● **REQUIREMENT**: Return all of the entries exactly as written.

● **PROVIDED RECORDS**:
+--

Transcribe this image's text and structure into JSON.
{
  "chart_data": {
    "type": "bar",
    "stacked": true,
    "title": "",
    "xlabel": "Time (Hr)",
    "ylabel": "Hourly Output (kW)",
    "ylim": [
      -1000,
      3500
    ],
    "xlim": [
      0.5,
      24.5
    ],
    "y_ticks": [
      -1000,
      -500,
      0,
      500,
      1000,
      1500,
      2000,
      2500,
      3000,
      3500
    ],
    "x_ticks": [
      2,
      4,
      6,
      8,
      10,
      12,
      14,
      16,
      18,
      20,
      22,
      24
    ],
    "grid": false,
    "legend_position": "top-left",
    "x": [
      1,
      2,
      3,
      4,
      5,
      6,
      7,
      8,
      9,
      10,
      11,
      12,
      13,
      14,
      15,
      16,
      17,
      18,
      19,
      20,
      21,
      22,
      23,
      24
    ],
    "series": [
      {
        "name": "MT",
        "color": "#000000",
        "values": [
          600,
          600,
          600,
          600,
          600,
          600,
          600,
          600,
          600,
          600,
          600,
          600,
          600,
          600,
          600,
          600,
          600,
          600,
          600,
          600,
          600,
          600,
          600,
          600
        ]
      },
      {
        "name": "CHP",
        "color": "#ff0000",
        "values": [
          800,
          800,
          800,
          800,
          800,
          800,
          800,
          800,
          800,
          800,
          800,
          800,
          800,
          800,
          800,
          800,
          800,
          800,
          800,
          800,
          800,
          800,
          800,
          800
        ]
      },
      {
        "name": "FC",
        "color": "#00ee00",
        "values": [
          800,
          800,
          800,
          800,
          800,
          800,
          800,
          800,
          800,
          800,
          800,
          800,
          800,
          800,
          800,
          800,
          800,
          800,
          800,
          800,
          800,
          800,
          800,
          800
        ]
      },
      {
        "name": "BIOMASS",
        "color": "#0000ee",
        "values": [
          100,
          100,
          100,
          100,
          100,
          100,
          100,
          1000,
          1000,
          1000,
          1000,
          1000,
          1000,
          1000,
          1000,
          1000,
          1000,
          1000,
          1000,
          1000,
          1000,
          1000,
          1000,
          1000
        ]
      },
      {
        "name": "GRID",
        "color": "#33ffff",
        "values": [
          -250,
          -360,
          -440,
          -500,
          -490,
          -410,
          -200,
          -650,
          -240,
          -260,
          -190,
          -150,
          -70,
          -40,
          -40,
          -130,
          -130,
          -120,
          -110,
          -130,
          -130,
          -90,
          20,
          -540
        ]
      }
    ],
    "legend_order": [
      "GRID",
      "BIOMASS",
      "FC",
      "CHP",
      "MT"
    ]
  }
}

+--

● **EXPECTED ANSWER**:
Transcribe this image's text and structure into JSON.
{
  "chart_data": {
    "type": "bar",
    "stacked": true,
    "title": "",
    "xlabel": "Time (Hr)",
    "ylabel": "Hourly Output (kW)",
    "ylim": [
      -1000,
      3500
    ],
    "xlim": [
      0.5,
      24.5
    ],
    "y_ticks": [
      -1000,
      -500,
      0,
      500,
      1000,
      1500,
      2000,
      2500,
      3000,
      3500
    ],
    "x_ticks": [
      2,
      4,
      6,
      8,
      10,
      12,
      14,
      16,
      18,
      20,
      22,
      24
    ],
    "grid": false,
    "legend_position": "top-left",
    "x": [
      1,
      2,
      3,
      4,
      5,
      6,
      7,
      8,
      9,
      10,
      11,
      12,
      13,
      14,
      15,
      16,
      17,
      18,
      19,
      20,
      21,
      22,
      23,
      24
    ],
    "series": [
      {
        "name": "MT",
        "color": "#000000",
        "values": [
          600,
          600,
          600,
          600,
          600,
          600,
          600,
          600,
          600,
          600,
          600,
          600,
          600,
          600,
          600,
          600,
          600,
          600,
          600,
          600,
          600,
          600,
          600,
          600
        ]
      },
      {
        "name": "CHP",
        "color": "#ff0000",
        "values": [
          800,
          800,
          800,
          800,
          800,
          800,
          800,
          800,
          800,
          800,
          800,
          800,
          800,
          800,
          800,
          800,
          800,
          800,
          800,
          800,
          800,
          800,
          800,
          800
        ]
      },
      {
        "name": "FC",
        "color": "#00ee00",
        "values": [
          800,
          800,
          800,
          800,
          800,
          800,
          800,
          800,
          800,
          800,
          800,
          800,
          800,
          800,
          800,
          800,
          800,
          800,
          800,
          800,
          800,
          800,
          800,
          800
        ]
      },
      {
        "name": "BIOMASS",
        "color": "#0000ee",
        "values": [
          100,
          100,
          100,
          100,
          100,
          100,
          100,
          1000,
          1000,
          1000,
          1000,
          1000,
          1000,
          1000,
          1000,
          1000,
          1000,
          1000,
          1000,
          1000,
          1000,
          1000,
          1000,
          1000
        ]
      },
      {
        "name": "GRID",
        "color": "#33ffff",
        "values": [
          -250,
          -360,
          -440,
          -500,
          -490,
          -410,
          -200,
          -650,
          -240,
          -260,
          -190,
          -150,
          -70,
          -40,
          -40,
          -130,
          -130,
          -120,
          -110,
          -130,
          -130,
          -90,
          20,
          -540
        ]
      }
    ],
    "legend_order": [
      "GRID",
      "BIOMASS",
      "FC",
      "CHP",
      "MT"
    ]
  }
}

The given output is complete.